• _Task brief_
Write the material out again in full, exactly.

<<<<

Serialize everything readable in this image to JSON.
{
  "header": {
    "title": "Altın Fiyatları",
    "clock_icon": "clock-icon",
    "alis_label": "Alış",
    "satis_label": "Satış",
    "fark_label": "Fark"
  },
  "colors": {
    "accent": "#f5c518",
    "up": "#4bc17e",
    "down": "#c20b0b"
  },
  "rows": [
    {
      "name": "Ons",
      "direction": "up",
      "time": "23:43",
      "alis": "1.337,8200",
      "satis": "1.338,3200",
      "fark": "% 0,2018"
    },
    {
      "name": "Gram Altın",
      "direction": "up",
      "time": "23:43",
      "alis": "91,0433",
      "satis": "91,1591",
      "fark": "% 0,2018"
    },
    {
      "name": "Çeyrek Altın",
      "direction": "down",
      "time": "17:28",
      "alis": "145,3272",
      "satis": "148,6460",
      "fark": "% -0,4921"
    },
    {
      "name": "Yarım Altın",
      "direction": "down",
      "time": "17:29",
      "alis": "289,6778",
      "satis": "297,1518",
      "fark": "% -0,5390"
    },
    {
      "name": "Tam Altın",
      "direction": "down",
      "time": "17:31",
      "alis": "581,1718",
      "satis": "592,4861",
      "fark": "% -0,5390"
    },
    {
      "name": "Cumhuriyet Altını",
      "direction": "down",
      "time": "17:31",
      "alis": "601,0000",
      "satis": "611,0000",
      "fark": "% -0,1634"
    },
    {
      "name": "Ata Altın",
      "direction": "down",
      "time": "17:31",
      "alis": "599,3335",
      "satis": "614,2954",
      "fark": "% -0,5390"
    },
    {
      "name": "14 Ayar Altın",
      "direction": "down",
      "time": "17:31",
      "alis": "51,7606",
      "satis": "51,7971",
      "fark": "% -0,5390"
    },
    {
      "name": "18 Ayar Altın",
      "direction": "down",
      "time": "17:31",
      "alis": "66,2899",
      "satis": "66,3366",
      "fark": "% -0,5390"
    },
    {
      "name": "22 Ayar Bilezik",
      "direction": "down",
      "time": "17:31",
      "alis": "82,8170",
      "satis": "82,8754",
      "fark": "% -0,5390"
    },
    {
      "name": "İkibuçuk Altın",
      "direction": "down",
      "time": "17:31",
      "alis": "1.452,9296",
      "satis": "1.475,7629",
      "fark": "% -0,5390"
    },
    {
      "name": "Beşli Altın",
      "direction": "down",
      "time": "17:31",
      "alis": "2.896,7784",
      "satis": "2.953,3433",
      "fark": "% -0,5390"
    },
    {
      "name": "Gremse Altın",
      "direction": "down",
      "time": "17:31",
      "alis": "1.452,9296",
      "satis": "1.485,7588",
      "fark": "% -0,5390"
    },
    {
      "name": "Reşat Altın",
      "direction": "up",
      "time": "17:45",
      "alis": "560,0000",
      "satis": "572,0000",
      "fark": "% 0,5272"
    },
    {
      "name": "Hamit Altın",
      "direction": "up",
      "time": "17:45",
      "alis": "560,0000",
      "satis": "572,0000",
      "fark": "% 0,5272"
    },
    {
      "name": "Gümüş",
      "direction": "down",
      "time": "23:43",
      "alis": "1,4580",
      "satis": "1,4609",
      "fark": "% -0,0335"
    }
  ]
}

>>>>

• _Exercise response_
Serialize everything readable in this image to JSON.
{
  "header": {
    "title": "Altın Fiyatları",
    "clock_icon": "clock-icon",
    "alis_label": "Alış",
    "satis_label": "Satış",
    "fark_label": "Fark"
  },
  "colors": {
    "accent": "#f5c518",
    "up": "#4bc17e",
    "down": "#c20b0b"
  },
  "rows": [
    {
      "name": "Ons",
      "direction": "up",
      "time": "23:43",
      "alis": "1.337,8200",
      "satis": "1.338,3200",
      "fark": "% 0,2018"
    },
    {
      "name": "Gram Altın",
      "direction": "up",
      "time": "23:43",
      "alis": "91,0433",
      "satis": "91,1591",
      "fark": "% 0,2018"
    },
    {
      "name": "Çeyrek Altın",
      "direction": "down",
      "time": "17:28",
      "alis": "145,3272",
      "satis": "148,6460",
      "fark": "% -0,4921"
    },
    {
      "name": "Yarım Altın",
      "direction": "down",
      "time": "17:29",
      "alis": "289,6778",
      "satis": "297,1518",
      "fark": "% -0,5390"
    },
    {
      "name": "Tam Altın",
      "direction": "down",
      "time": "17:31",
      "alis": "581,1718",
      "satis": "592,4861",
      "fark": "% -0,5390"
    },
    {
      "name": "Cumhuriyet Altını",
      "direction": "down",
      "time": "17:31",
      "alis": "601,0000",
      "satis": "611,0000",
      "fark": "% -0,1634"
    },
    {
      "name": "Ata Altın",
      "direction": "down",
      "time": "17:31",
      "alis": "599,3335",
      "satis": "614,2954",
      "fark": "% -0,5390"
    },
    {
      "name": "14 Ayar Altın",
      "direction": "down",
      "time": "17:31",
      "alis": "51,7606",
      "satis": "51,7971",
      "fark": "% -0,5390"
    },
    {
      "name": "18 Ayar Altın",
      "direction": "down",
      "time": "17:31",
      "alis": "66,2899",
      "satis": "66,3366",
      "fark": "% -0,5390"
    },
    {
      "name": "22 Ayar Bilezik",
      "direction": "down",
      "time": "17:31",
      "alis": "82,8170",
      "satis": "82,8754",
      "fark": "% -0,5390"
    },
    {
      "name": "İkibuçuk Altın",
      "direction": "down",
      "time": "17:31",
      "alis": "1.452,9296",
      "satis": "1.475,7629",
      "fark": "% -0,5390"
    },
    {
      "name": "Beşli Altın",
      "direction": "down",
      "time": "17:31",
      "alis": "2.896,7784",
      "satis": "2.953,3433",
      "fark": "% -0,5390"
    },
    {
      "name": "Gremse Altın",
      "direction": "down",
      "time": "17:31",
      "alis": "1.452,9296",
      "satis": "1.485,7588",
      "fark": "% -0,5390"
    },
    {
      "name": "Reşat Altın",
      "direction": "up",
      "time": "17:45",
      "alis": "560,0000",
      "satis": "572,0000",
      "fark": "% 0,5272"
    },
    {
      "name": "Hamit Altın",
      "direction": "up",
      "time": "17:45",
      "alis": "560,0000",
      "satis": "572,0000",
      "fark": "% 0,5272"
    },
    {
      "name": "Gümüş",
      "direction": "down",
      "time": "23:43",
      "alis": "1,4580",
      "satis": "1,4609",
      "fark": "% -0,0335"
    }
  ]
}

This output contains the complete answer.